* **Task brief**: How many lines of the data hold the word "value"? State the number and nothing else.

── Items

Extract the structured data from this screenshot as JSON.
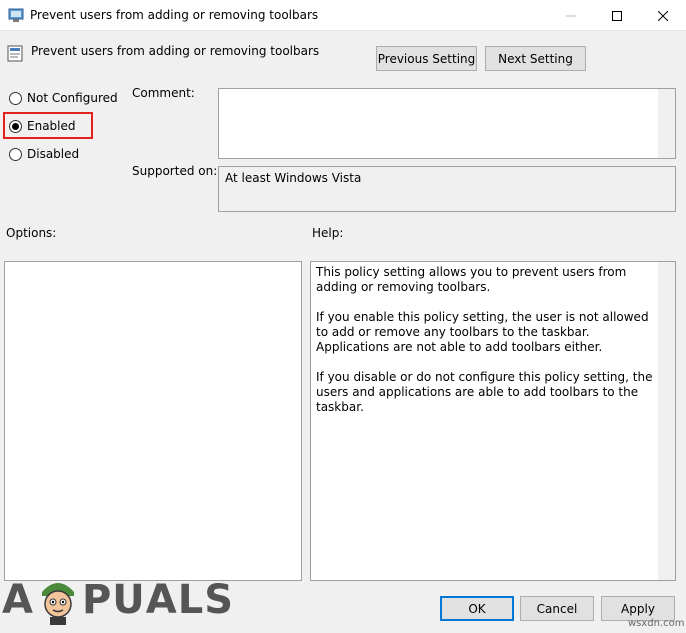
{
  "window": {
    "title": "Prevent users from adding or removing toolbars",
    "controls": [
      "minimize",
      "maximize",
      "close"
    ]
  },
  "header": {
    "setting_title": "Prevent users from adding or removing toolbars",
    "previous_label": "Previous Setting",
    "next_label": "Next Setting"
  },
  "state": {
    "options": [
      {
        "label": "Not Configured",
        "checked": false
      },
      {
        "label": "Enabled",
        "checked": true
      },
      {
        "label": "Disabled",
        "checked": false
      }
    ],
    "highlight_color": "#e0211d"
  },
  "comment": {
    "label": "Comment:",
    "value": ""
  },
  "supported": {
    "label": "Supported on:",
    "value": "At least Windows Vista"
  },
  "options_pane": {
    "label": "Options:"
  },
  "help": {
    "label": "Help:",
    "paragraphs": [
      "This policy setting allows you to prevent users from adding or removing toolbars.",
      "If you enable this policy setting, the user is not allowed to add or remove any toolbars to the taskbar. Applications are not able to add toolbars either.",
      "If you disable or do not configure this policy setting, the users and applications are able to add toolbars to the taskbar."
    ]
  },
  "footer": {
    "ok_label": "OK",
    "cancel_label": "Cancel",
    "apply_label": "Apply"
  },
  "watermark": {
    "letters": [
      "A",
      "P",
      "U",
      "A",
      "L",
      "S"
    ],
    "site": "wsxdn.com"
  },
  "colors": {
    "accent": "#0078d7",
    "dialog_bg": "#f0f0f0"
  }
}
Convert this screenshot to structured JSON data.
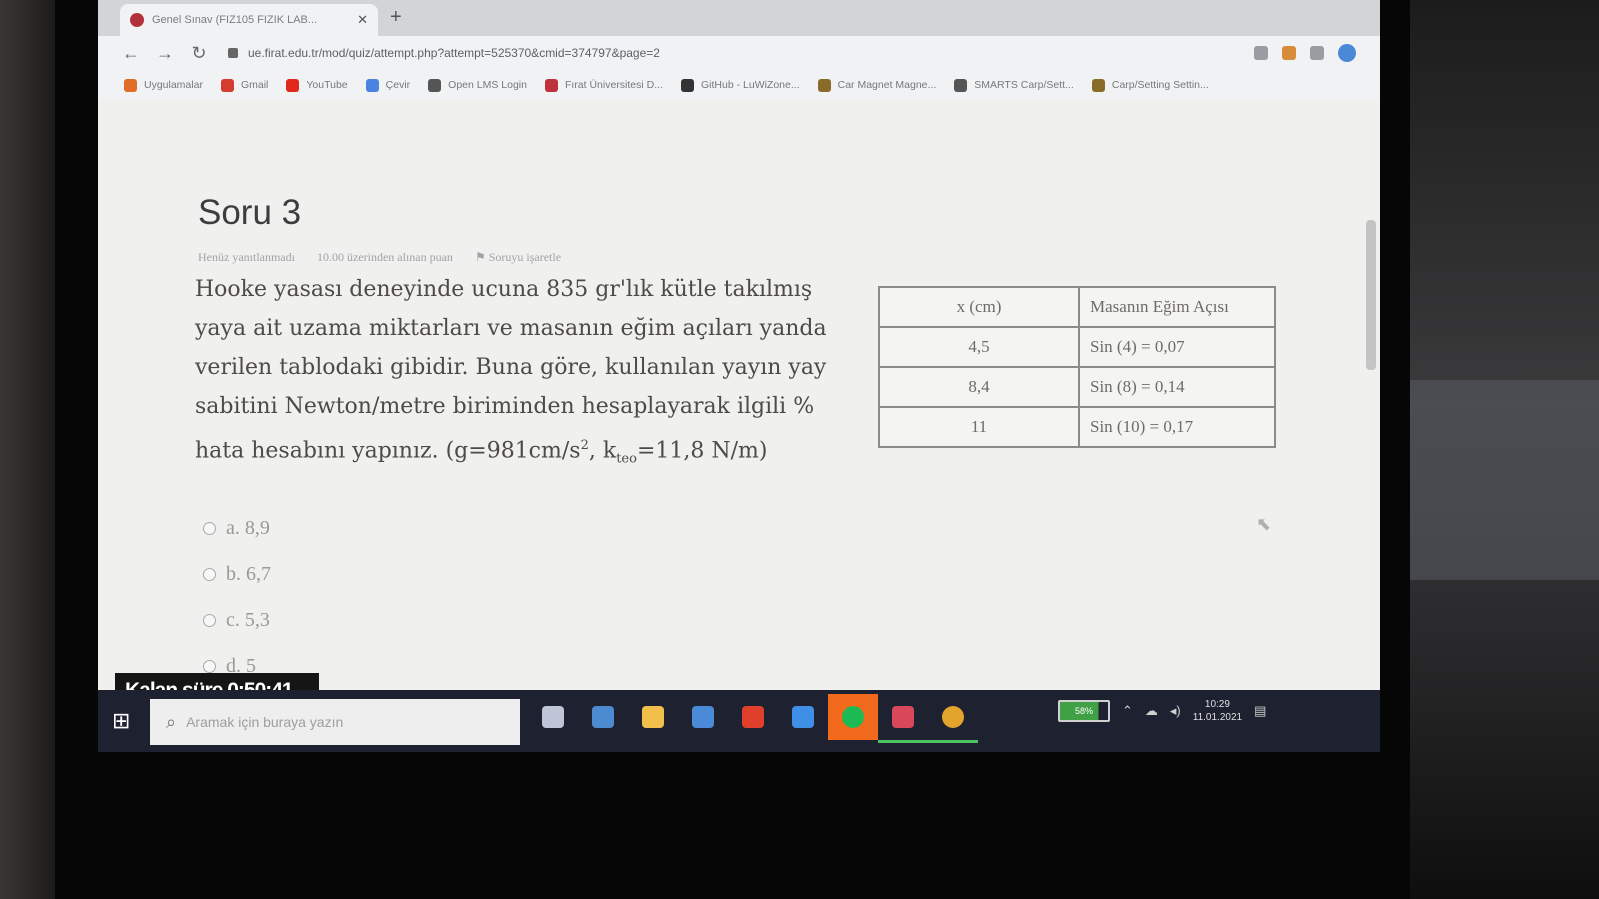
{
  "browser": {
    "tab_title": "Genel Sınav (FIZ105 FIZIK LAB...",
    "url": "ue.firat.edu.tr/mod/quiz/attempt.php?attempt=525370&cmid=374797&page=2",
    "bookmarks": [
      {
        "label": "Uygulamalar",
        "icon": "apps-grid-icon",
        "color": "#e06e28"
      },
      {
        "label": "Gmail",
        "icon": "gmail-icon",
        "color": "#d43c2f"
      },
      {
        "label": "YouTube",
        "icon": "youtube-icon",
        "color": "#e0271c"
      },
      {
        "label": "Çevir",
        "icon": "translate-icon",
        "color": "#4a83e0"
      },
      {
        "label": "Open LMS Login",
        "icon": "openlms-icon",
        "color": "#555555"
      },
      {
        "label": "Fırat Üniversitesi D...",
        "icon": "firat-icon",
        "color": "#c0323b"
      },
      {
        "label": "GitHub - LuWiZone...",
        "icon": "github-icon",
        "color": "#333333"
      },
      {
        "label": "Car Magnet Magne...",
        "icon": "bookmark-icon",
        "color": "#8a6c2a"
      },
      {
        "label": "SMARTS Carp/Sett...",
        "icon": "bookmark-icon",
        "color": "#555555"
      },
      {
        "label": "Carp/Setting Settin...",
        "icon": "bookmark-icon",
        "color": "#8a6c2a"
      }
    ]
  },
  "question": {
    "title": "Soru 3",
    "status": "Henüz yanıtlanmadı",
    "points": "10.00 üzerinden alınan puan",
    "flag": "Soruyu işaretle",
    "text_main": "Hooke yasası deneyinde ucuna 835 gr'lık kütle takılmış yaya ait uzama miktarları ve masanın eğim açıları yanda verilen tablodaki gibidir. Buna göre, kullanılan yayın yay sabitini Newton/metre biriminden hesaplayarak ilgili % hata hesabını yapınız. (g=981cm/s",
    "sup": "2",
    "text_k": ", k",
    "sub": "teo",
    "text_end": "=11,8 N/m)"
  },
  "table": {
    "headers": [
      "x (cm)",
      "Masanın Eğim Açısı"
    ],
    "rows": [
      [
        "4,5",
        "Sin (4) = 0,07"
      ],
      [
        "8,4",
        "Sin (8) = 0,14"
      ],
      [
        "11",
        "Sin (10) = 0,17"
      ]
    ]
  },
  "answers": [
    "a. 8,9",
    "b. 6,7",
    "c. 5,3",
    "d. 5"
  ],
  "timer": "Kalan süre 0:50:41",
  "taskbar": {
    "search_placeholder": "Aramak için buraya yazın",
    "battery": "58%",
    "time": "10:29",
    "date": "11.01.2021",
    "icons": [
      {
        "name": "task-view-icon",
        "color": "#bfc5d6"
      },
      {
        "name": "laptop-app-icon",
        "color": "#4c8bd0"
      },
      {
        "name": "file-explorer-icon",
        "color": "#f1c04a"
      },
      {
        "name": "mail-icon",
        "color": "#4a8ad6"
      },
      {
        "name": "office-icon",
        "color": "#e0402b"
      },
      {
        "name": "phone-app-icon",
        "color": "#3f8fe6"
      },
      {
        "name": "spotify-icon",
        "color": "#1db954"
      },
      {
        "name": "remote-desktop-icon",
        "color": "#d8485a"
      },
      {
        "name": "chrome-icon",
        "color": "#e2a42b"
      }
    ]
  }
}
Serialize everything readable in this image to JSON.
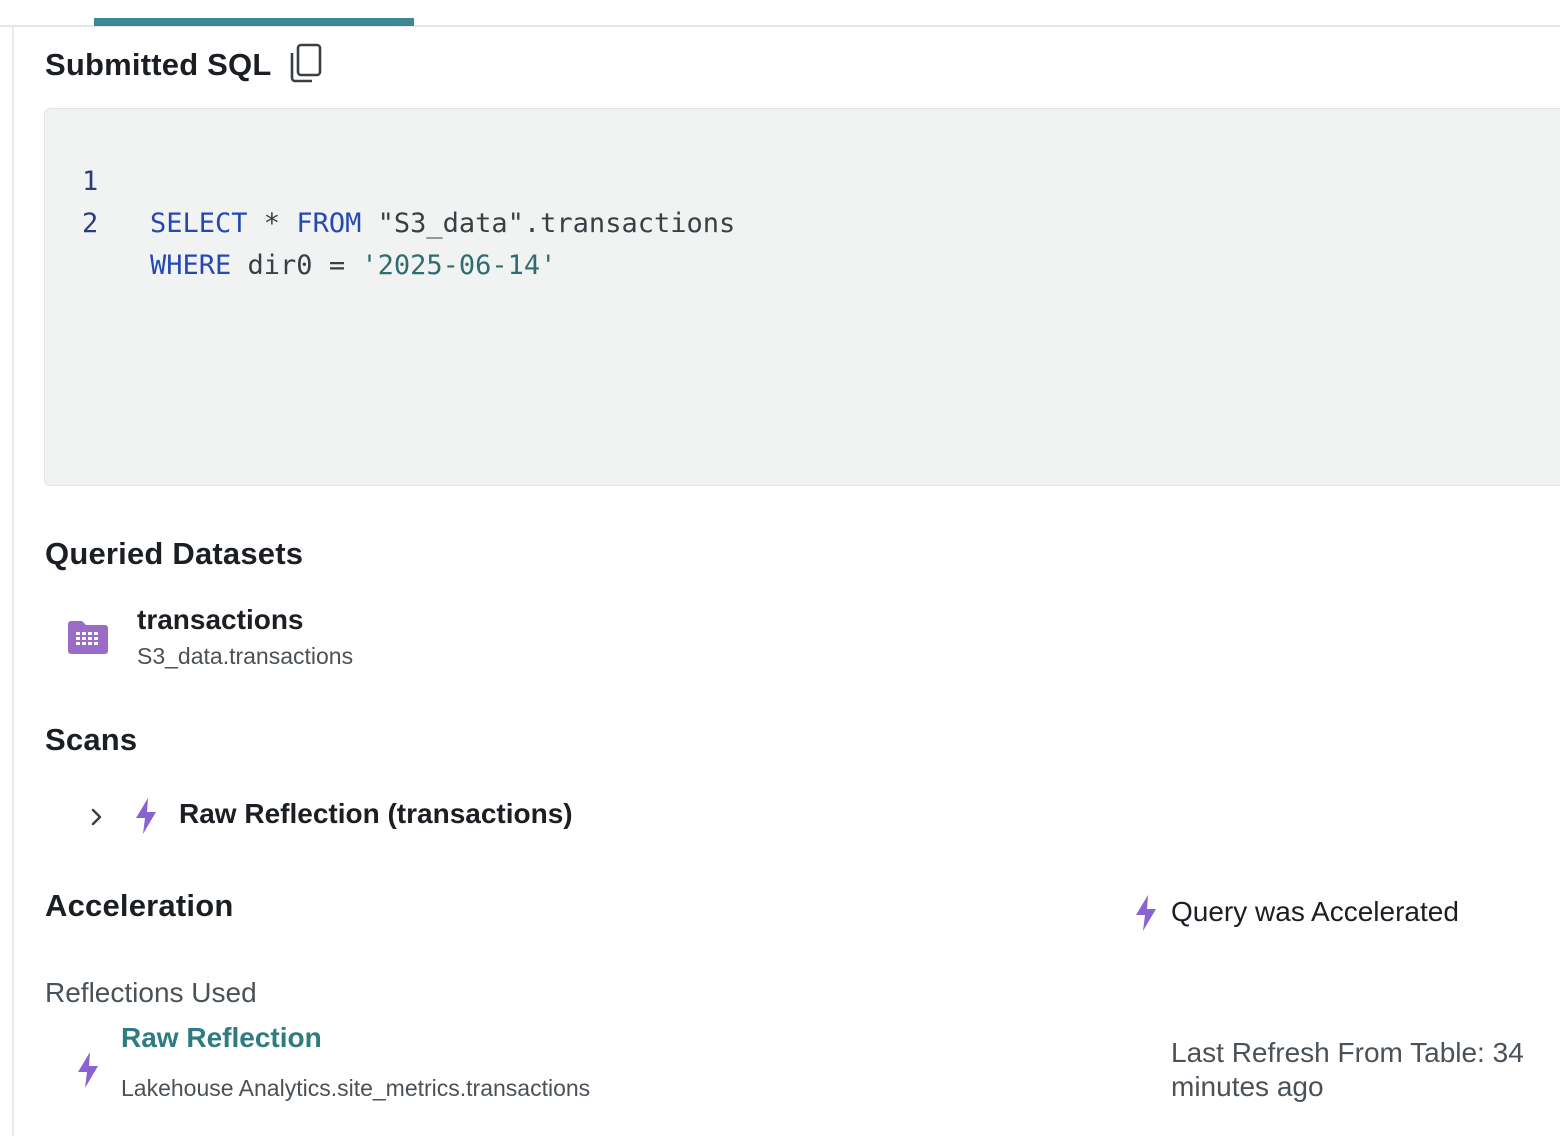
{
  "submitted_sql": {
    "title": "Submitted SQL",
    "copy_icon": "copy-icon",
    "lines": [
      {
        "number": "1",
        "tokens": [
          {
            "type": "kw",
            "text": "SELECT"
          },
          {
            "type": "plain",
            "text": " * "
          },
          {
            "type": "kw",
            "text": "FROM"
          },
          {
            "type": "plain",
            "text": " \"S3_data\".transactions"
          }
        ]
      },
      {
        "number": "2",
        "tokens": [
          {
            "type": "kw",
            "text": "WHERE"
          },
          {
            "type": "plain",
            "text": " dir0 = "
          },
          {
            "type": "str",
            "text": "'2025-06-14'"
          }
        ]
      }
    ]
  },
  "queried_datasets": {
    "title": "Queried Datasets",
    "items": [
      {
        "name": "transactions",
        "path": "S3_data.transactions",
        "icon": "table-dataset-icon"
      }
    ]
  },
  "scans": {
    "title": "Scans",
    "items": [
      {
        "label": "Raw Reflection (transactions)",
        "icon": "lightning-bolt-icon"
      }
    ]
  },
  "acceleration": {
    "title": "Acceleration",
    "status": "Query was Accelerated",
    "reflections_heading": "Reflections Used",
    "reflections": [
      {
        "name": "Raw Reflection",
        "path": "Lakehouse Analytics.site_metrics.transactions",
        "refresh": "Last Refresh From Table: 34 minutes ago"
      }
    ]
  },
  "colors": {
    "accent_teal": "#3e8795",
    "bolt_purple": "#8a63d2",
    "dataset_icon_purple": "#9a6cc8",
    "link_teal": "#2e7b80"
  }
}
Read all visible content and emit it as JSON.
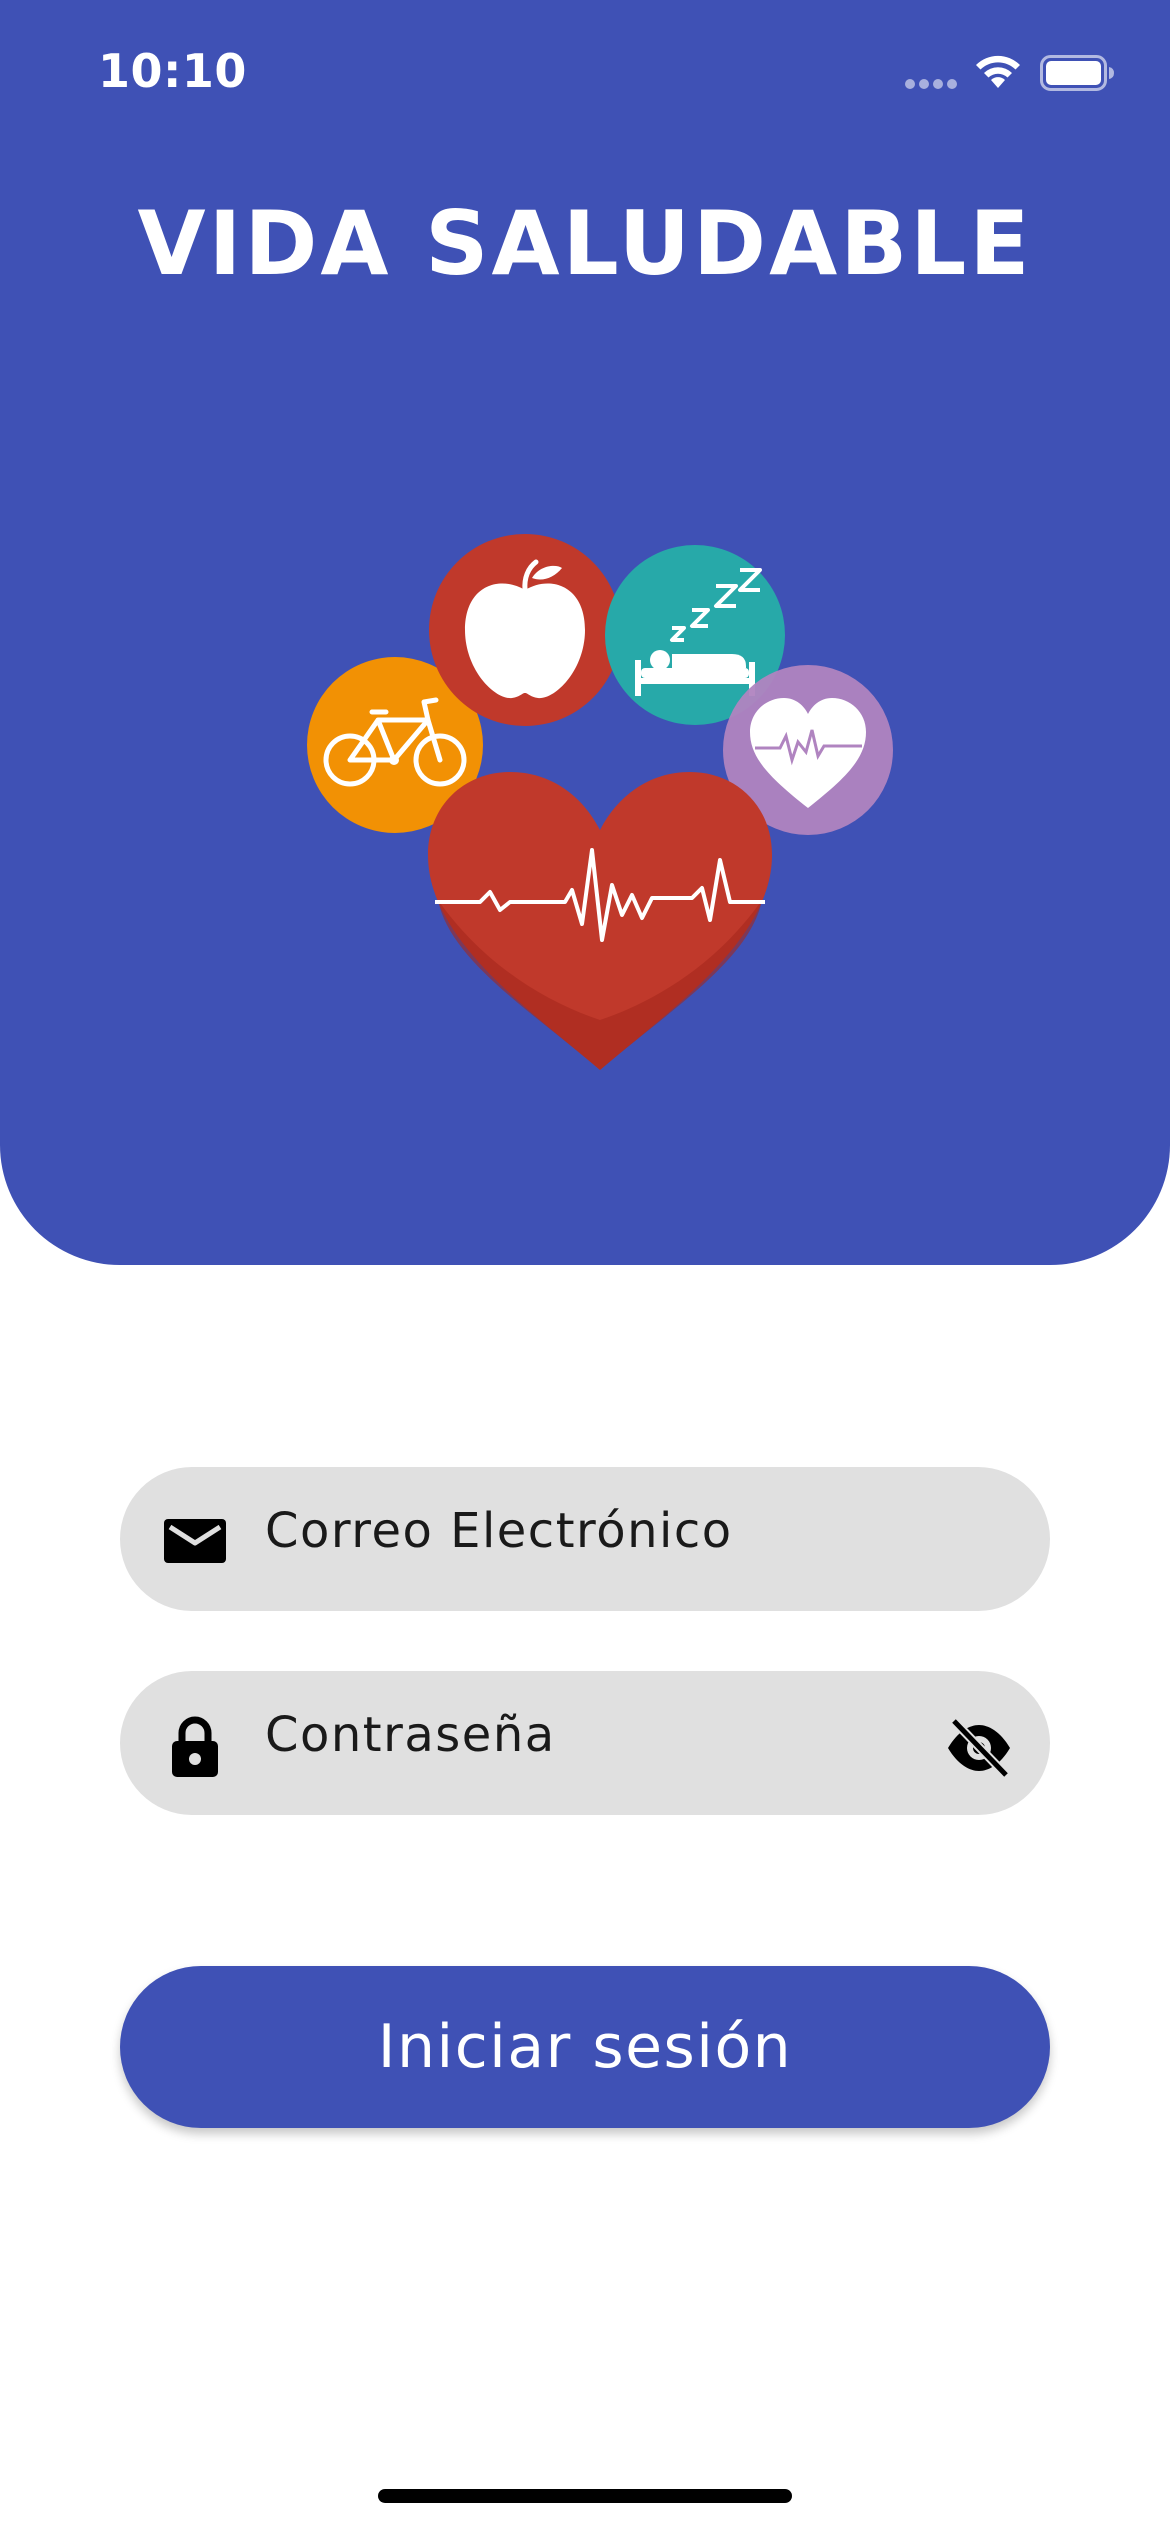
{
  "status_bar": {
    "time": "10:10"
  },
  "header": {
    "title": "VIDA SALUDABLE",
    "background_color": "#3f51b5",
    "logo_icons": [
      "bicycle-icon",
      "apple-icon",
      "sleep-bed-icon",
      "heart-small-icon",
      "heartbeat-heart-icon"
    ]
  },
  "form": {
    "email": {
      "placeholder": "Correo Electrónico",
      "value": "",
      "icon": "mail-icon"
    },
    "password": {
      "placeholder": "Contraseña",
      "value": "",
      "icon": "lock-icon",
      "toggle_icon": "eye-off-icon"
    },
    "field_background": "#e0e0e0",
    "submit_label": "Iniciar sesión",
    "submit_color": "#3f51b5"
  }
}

────

* **Response to this task**: 4